- AIM
Set down all of the data exactly as it appears.

[Excerpts from a figure dataset]
** START **
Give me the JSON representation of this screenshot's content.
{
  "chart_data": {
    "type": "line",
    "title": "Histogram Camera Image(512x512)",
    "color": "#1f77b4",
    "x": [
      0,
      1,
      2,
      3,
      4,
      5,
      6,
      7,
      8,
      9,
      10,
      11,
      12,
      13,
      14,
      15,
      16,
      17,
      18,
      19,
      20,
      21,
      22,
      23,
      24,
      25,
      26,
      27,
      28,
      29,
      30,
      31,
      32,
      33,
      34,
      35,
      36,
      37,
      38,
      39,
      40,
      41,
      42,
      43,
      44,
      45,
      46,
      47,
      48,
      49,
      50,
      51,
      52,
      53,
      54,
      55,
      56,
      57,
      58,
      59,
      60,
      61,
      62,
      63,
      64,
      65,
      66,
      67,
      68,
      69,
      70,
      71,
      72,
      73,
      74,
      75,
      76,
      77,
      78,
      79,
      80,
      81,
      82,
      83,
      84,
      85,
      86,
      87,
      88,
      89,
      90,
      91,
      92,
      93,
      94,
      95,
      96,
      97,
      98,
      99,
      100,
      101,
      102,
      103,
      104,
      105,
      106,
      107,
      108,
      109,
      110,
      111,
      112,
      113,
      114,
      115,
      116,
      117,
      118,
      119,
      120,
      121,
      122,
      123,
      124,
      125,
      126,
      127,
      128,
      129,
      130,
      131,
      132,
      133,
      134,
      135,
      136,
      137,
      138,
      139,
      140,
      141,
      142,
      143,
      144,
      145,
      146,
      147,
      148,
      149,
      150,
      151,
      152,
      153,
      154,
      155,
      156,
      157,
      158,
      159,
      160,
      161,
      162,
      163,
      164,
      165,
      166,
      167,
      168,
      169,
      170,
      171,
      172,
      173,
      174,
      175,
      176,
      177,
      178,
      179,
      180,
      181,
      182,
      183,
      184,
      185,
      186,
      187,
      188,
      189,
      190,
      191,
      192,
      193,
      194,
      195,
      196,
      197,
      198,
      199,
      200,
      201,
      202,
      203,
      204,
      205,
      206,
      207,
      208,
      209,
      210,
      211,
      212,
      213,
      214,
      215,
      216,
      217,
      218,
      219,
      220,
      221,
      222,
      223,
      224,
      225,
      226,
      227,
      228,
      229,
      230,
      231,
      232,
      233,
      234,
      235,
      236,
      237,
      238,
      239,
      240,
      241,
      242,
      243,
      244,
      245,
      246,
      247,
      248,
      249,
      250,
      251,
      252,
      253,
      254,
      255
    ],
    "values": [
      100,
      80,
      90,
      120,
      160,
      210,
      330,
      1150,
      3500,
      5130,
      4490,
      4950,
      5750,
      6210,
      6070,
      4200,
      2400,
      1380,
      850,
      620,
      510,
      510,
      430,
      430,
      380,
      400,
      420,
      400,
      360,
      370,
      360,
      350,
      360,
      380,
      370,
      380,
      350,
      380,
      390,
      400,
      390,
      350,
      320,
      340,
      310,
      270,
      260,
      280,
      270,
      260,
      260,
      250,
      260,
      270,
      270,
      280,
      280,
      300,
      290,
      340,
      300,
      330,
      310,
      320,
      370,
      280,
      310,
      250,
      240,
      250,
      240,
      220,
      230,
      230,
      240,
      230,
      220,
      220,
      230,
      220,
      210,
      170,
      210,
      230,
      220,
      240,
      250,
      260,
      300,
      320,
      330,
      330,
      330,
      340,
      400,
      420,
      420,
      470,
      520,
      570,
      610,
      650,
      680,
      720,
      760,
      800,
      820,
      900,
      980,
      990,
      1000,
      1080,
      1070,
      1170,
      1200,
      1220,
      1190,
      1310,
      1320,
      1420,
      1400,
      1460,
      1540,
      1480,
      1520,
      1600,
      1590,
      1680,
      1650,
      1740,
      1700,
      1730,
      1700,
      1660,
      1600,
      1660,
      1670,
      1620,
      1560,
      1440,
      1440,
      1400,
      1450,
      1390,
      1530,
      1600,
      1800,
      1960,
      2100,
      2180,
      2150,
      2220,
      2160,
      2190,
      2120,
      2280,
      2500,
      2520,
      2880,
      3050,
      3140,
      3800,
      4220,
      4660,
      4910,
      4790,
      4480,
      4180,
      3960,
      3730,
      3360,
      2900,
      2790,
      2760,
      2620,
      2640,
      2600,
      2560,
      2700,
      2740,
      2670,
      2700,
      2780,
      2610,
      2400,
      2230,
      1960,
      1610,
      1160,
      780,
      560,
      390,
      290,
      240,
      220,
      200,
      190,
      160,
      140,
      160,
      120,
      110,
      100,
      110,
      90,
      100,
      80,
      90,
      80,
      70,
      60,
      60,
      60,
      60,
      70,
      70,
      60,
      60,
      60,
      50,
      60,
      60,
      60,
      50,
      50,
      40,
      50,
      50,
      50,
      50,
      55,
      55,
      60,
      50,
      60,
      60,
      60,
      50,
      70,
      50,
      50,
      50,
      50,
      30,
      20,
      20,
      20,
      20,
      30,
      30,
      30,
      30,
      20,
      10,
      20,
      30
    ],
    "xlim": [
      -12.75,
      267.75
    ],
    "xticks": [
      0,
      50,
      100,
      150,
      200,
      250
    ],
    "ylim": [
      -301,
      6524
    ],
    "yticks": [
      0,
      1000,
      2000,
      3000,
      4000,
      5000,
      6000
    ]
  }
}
** END **
- ANSWER TO THIS EXERCISE
Give me the JSON representation of this screenshot's content.
{
  "chart_data": {
    "type": "line",
    "title": "Histogram Camera Image(512x512)",
    "color": "#1f77b4",
    "x": [
      0,
      1,
      2,
      3,
      4,
      5,
      6,
      7,
      8,
      9,
      10,
      11,
      12,
      13,
      14,
      15,
      16,
      17,
      18,
      19,
      20,
      21,
      22,
      23,
      24,
      25,
      26,
      27,
      28,
      29,
      30,
      31,
      32,
      33,
      34,
      35,
      36,
      37,
      38,
      39,
      40,
      41,
      42,
      43,
      44,
      45,
      46,
      47,
      48,
      49,
      50,
      51,
      52,
      53,
      54,
      55,
      56,
      57,
      58,
      59,
      60,
      61,
      62,
      63,
      64,
      65,
      66,
      67,
      68,
      69,
      70,
      71,
      72,
      73,
      74,
      75,
      76,
      77,
      78,
      79,
      80,
      81,
      82,
      83,
      84,
      85,
      86,
      87,
      88,
      89,
      90,
      91,
      92,
      93,
      94,
      95,
      96,
      97,
      98,
      99,
      100,
      101,
      102,
      103,
      104,
      105,
      106,
      107,
      108,
      109,
      110,
      111,
      112,
      113,
      114,
      115,
      116,
      117,
      118,
      119,
      120,
      121,
      122,
      123,
      124,
      125,
      126,
      127,
      128,
      129,
      130,
      131,
      132,
      133,
      134,
      135,
      136,
      137,
      138,
      139,
      140,
      141,
      142,
      143,
      144,
      145,
      146,
      147,
      148,
      149,
      150,
      151,
      152,
      153,
      154,
      155,
      156,
      157,
      158,
      159,
      160,
      161,
      162,
      163,
      164,
      165,
      166,
      167,
      168,
      169,
      170,
      171,
      172,
      173,
      174,
      175,
      176,
      177,
      178,
      179,
      180,
      181,
      182,
      183,
      184,
      185,
      186,
      187,
      188,
      189,
      190,
      191,
      192,
      193,
      194,
      195,
      196,
      197,
      198,
      199,
      200,
      201,
      202,
      203,
      204,
      205,
      206,
      207,
      208,
      209,
      210,
      211,
      212,
      213,
      214,
      215,
      216,
      217,
      218,
      219,
      220,
      221,
      222,
      223,
      224,
      225,
      226,
      227,
      228,
      229,
      230,
      231,
      232,
      233,
      234,
      235,
      236,
      237,
      238,
      239,
      240,
      241,
      242,
      243,
      244,
      245,
      246,
      247,
      248,
      249,
      250,
      251,
      252,
      253,
      254,
      255
    ],
    "values": [
      100,
      80,
      90,
      120,
      160,
      210,
      330,
      1150,
      3500,
      5130,
      4490,
      4950,
      5750,
      6210,
      6070,
      4200,
      2400,
      1380,
      850,
      620,
      510,
      510,
      430,
      430,
      380,
      400,
      420,
      400,
      360,
      370,
      360,
      350,
      360,
      380,
      370,
      380,
      350,
      380,
      390,
      400,
      390,
      350,
      320,
      340,
      310,
      270,
      260,
      280,
      270,
      260,
      260,
      250,
      260,
      270,
      270,
      280,
      280,
      300,
      290,
      340,
      300,
      330,
      310,
      320,
      370,
      280,
      310,
      250,
      240,
      250,
      240,
      220,
      230,
      230,
      240,
      230,
      220,
      220,
      230,
      220,
      210,
      170,
      210,
      230,
      220,
      240,
      250,
      260,
      300,
      320,
      330,
      330,
      330,
      340,
      400,
      420,
      420,
      470,
      520,
      570,
      610,
      650,
      680,
      720,
      760,
      800,
      820,
      900,
      980,
      990,
      1000,
      1080,
      1070,
      1170,
      1200,
      1220,
      1190,
      1310,
      1320,
      1420,
      1400,
      1460,
      1540,
      1480,
      1520,
      1600,
      1590,
      1680,
      1650,
      1740,
      1700,
      1730,
      1700,
      1660,
      1600,
      1660,
      1670,
      1620,
      1560,
      1440,
      1440,
      1400,
      1450,
      1390,
      1530,
      1600,
      1800,
      1960,
      2100,
      2180,
      2150,
      2220,
      2160,
      2190,
      2120,
      2280,
      2500,
      2520,
      2880,
      3050,
      3140,
      3800,
      4220,
      4660,
      4910,
      4790,
      4480,
      4180,
      3960,
      3730,
      3360,
      2900,
      2790,
      2760,
      2620,
      2640,
      2600,
      2560,
      2700,
      2740,
      2670,
      2700,
      2780,
      2610,
      2400,
      2230,
      1960,
      1610,
      1160,
      780,
      560,
      390,
      290,
      240,
      220,
      200,
      190,
      160,
      140,
      160,
      120,
      110,
      100,
      110,
      90,
      100,
      80,
      90,
      80,
      70,
      60,
      60,
      60,
      60,
      70,
      70,
      60,
      60,
      60,
      50,
      60,
      60,
      60,
      50,
      50,
      40,
      50,
      50,
      50,
      50,
      55,
      55,
      60,
      50,
      60,
      60,
      60,
      50,
      70,
      50,
      50,
      50,
      50,
      30,
      20,
      20,
      20,
      20,
      30,
      30,
      30,
      30,
      20,
      10,
      20,
      30
    ],
    "xlim": [
      -12.75,
      267.75
    ],
    "xticks": [
      0,
      50,
      100,
      150,
      200,
      250
    ],
    "ylim": [
      -301,
      6524
    ],
    "yticks": [
      0,
      1000,
      2000,
      3000,
      4000,
      5000,
      6000
    ]
  }
}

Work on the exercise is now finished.